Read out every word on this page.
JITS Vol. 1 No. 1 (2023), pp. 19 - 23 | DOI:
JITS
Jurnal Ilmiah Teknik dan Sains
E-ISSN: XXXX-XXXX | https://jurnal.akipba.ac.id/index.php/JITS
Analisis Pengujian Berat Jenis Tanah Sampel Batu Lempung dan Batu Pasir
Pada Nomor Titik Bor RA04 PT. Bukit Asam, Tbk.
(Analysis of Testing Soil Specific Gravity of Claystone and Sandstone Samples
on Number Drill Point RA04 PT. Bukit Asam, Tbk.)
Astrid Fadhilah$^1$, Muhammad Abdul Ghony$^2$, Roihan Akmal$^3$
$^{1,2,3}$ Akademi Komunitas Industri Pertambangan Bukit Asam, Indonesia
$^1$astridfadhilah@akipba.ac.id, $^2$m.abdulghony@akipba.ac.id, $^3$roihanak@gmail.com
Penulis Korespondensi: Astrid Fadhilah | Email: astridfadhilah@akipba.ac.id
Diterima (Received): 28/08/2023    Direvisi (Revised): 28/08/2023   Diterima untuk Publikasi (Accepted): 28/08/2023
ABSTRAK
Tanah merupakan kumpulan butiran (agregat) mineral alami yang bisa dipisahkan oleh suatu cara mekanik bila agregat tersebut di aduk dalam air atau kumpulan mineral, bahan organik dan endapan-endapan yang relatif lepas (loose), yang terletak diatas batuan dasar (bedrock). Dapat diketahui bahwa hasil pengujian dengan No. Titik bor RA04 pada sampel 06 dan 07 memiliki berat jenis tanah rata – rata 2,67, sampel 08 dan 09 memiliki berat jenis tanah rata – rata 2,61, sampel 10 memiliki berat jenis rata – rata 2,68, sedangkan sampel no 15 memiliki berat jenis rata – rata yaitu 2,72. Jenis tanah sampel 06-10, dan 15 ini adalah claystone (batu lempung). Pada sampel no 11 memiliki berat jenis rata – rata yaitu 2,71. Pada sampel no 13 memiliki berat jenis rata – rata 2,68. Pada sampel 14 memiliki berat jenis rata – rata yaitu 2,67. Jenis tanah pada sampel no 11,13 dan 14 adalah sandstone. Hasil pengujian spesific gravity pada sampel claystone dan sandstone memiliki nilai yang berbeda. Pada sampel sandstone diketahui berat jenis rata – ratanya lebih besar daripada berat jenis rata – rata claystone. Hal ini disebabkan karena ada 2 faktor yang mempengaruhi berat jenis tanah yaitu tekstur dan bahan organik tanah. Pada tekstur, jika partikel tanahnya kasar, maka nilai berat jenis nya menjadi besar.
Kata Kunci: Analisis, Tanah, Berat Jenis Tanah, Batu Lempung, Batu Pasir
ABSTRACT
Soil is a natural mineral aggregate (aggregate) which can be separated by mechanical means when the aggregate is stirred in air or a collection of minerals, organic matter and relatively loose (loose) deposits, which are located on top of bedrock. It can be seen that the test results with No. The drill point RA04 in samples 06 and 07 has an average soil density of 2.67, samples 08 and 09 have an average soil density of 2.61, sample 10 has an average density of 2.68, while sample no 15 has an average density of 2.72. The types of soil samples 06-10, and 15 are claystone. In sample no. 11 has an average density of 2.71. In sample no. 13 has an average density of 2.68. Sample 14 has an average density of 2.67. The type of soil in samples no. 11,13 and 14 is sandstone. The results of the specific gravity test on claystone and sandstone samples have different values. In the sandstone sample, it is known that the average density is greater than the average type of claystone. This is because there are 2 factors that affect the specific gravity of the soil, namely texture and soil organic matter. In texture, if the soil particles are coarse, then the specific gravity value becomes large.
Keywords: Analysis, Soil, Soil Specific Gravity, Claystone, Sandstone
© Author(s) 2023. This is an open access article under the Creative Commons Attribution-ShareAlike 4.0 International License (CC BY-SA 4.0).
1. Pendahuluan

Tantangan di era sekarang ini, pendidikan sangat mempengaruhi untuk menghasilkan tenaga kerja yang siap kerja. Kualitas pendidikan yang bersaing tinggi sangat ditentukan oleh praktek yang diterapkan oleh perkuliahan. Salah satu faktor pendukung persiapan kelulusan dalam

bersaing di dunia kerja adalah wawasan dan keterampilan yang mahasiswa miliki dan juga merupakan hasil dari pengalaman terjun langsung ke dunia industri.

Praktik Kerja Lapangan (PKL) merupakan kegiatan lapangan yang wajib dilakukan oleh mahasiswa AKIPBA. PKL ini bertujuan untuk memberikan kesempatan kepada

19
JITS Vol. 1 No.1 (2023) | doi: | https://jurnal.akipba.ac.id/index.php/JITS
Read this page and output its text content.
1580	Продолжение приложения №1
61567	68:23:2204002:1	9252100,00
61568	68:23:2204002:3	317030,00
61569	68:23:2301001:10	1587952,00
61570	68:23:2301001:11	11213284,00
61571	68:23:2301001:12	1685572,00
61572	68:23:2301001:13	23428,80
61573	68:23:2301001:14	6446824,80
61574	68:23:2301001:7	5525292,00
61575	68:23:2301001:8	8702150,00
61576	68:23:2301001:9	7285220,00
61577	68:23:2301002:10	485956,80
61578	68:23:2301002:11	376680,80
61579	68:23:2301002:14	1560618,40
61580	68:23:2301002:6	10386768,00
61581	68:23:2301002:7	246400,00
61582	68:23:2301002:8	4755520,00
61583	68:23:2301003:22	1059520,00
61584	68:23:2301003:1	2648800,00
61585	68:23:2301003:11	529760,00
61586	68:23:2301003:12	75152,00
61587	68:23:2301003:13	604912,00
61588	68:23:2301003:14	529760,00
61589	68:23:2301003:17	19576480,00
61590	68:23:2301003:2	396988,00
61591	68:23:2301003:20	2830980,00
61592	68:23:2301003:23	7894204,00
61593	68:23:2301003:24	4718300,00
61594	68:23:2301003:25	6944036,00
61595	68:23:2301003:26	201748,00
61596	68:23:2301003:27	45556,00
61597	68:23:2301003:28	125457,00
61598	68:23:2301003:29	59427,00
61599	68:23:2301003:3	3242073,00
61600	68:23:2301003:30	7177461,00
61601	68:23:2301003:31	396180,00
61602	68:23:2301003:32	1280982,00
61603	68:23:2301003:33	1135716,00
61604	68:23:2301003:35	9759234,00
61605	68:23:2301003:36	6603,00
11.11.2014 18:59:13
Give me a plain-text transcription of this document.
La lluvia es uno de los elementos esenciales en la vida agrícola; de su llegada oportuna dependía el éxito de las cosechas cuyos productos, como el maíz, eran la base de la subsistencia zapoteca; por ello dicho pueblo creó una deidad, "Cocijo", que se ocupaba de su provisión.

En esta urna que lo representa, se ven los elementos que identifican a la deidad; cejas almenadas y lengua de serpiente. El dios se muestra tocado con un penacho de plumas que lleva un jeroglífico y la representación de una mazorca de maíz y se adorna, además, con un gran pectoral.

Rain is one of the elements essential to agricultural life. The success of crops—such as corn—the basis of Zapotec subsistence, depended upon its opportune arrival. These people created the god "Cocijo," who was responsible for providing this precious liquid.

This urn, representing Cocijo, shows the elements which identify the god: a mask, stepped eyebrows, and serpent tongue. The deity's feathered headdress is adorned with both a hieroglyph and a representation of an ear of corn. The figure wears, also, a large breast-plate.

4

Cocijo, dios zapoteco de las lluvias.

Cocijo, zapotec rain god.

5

******

Copy exactly the lines above, from the one containing "Give me a plain-text" through the very last line.

Give me a plain-text transcription of this document.
La lluvia es uno de los elementos esenciales en la vida agrícola; de su llegada oportuna dependía el éxito de las cosechas cuyos productos, como el maíz, eran la base de la subsistencia zapoteca; por ello dicho pueblo creó una deidad, "Cocijo", que se ocupaba de su provisión.

En esta urna que lo representa, se ven los elementos que identifican a la deidad; cejas almenadas y lengua de serpiente. El dios se muestra tocado con un penacho de plumas que lleva un jeroglífico y la representación de una mazorca de maíz y se adorna, además, con un gran pectoral.

Rain is one of the elements essential to agricultural life. The success of crops—such as corn—the basis of Zapotec subsistence, depended upon its opportune arrival. These people created the god "Cocijo," who was responsible for providing this precious liquid.

This urn, representing Cocijo, shows the elements which identify the god: a mask, stepped eyebrows, and serpent tongue. The deity's feathered headdress is adorned with both a hieroglyph and a representation of an ear of corn. The figure wears, also, a large breast-plate.

4

Cocijo, dios zapoteco de las lluvias.

Cocijo, zapotec rain god.

5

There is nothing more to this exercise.